BEGIN DATA RECORDS

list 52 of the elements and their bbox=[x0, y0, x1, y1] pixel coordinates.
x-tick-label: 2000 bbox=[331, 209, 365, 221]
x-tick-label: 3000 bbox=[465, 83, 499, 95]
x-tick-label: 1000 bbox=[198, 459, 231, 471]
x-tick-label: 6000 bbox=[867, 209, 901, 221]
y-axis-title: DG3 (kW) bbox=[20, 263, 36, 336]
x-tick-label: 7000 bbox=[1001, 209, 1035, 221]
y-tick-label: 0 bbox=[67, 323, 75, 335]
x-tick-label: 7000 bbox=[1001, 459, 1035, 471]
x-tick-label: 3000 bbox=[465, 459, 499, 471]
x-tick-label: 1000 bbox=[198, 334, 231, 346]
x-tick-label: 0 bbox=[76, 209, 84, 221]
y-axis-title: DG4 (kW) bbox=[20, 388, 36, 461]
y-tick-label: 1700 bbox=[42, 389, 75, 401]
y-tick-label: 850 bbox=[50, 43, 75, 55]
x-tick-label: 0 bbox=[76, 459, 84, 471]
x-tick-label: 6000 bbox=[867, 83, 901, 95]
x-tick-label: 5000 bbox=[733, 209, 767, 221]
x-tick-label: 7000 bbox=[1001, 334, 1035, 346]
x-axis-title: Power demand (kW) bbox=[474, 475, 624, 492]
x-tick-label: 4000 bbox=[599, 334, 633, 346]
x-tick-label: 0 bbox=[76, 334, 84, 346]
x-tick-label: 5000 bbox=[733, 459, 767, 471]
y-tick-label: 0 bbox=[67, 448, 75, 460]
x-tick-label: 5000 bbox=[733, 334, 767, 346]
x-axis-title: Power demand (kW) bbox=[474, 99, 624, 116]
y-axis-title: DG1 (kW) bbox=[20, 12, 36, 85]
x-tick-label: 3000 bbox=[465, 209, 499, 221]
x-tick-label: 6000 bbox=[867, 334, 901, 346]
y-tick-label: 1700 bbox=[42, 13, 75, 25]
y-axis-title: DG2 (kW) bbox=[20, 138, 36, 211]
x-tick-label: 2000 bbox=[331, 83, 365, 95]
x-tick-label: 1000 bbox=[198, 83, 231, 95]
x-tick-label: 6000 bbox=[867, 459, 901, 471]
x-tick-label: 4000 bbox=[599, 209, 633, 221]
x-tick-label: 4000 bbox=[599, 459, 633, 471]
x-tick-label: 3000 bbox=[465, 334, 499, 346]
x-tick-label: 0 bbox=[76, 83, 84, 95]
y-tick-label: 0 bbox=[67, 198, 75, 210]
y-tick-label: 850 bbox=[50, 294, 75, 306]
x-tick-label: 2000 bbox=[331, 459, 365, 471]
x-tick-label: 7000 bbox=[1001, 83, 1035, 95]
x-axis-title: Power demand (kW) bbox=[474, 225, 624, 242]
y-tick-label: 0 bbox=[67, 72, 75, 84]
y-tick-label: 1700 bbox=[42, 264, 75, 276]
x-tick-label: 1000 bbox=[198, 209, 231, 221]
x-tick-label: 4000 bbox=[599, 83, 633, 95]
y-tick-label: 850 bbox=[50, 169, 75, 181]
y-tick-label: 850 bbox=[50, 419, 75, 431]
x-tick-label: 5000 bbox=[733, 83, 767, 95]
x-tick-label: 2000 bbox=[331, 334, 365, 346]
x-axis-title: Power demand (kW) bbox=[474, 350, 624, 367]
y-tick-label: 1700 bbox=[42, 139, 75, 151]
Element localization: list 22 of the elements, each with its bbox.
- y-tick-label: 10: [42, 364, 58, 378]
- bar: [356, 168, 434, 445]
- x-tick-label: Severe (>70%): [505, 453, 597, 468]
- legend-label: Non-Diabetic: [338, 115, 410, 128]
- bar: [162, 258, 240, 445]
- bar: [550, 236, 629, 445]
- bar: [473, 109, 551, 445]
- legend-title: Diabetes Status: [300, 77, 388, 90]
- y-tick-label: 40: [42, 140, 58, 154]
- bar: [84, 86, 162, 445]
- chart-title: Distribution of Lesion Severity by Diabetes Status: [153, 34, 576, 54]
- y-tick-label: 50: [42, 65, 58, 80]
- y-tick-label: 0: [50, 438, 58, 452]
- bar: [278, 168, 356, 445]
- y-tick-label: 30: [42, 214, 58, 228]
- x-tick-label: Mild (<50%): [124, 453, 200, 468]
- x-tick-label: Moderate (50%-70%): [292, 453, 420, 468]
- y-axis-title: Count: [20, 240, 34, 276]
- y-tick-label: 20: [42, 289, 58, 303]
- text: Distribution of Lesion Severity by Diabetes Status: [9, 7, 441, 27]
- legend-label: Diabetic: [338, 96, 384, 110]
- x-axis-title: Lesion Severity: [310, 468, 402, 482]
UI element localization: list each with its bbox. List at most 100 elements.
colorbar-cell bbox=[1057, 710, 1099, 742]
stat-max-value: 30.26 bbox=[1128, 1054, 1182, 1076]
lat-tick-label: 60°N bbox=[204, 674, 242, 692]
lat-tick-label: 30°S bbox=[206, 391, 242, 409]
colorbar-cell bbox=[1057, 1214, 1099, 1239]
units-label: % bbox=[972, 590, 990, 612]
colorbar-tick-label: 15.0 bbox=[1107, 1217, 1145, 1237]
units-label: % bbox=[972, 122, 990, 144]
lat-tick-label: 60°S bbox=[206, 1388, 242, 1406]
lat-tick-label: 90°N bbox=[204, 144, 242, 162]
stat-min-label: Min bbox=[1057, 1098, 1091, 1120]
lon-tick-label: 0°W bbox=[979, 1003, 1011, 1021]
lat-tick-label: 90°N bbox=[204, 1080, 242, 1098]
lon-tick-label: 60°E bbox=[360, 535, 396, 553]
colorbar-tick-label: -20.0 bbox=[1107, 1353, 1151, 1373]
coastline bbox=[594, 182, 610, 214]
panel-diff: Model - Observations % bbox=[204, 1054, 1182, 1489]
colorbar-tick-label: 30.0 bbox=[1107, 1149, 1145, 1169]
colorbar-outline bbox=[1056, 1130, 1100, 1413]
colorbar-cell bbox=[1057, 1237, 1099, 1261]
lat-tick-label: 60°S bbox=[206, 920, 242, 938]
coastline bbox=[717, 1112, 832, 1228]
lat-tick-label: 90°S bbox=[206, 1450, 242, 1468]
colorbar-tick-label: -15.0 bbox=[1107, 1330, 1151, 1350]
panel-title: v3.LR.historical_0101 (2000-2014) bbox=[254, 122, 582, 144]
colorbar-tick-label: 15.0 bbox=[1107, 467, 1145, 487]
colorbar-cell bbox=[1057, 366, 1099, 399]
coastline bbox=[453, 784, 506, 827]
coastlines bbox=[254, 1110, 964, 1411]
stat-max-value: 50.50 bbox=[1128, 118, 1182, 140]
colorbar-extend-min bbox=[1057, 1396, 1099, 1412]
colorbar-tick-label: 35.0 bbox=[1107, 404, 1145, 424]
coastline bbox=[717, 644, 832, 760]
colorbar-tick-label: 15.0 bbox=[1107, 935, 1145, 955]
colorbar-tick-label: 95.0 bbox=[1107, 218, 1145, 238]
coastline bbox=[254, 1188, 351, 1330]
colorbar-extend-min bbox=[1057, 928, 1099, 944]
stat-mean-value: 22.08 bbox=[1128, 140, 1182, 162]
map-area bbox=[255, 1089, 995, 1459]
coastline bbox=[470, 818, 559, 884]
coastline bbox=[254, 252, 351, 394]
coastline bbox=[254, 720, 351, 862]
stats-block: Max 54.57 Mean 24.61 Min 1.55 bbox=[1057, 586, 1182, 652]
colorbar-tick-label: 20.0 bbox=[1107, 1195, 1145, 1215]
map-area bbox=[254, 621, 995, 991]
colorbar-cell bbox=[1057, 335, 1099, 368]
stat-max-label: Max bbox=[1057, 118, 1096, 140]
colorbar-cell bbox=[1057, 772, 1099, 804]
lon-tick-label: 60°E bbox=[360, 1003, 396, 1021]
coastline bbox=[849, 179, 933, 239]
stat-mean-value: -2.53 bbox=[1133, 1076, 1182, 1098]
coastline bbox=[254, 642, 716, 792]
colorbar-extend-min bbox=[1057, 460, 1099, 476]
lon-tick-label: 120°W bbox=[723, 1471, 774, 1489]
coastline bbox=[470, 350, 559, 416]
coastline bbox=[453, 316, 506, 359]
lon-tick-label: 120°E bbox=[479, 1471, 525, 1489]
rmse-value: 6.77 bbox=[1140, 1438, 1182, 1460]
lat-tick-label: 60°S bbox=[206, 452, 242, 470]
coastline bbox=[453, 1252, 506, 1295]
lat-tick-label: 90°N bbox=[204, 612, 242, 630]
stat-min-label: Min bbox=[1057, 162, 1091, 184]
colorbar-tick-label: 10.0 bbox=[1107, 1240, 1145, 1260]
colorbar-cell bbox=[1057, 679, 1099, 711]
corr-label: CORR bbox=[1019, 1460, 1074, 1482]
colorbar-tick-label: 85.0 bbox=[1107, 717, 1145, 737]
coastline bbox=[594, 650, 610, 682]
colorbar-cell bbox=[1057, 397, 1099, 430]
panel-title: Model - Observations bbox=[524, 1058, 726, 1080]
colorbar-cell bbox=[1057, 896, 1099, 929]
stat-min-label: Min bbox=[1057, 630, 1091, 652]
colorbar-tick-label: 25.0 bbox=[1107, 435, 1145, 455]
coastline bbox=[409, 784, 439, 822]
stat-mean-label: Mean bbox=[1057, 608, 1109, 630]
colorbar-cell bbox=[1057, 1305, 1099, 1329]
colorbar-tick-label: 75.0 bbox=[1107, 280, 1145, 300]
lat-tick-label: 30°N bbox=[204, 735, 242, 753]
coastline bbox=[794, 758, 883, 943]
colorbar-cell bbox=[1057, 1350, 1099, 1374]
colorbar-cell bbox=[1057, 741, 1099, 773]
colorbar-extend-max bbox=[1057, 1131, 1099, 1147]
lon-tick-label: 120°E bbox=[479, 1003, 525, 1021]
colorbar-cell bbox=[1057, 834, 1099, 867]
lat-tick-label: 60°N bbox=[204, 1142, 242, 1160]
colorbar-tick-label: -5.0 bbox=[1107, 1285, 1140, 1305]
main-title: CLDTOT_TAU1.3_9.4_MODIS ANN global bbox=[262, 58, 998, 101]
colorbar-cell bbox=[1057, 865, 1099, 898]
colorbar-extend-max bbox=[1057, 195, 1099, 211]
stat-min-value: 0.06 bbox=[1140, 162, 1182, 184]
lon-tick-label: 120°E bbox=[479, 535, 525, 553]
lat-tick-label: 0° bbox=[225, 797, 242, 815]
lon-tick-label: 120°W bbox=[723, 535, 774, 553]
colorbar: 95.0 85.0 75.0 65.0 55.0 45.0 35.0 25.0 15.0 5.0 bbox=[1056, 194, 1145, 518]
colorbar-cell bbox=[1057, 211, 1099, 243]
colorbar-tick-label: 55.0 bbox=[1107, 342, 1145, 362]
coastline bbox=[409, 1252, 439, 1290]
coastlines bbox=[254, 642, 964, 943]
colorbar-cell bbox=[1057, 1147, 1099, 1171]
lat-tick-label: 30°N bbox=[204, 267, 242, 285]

END DATA RECORDS

**GIVEN INSTRUCTION:** Output the items as a numbered list, starting at the first line and ending at the line that contains "x-tick-label: 6000 bbox=[867, 209, 901, 221]", with both of those lines included and blank lines omitted.

**EXERCISE OUTPUT:**
1. list 52 of the elements and their bbox=[x0, y0, x1, y1] pixel coordinates.
2. x-tick-label: 2000 bbox=[331, 209, 365, 221]
3. x-tick-label: 3000 bbox=[465, 83, 499, 95]
4. x-tick-label: 1000 bbox=[198, 459, 231, 471]
5. x-tick-label: 6000 bbox=[867, 209, 901, 221]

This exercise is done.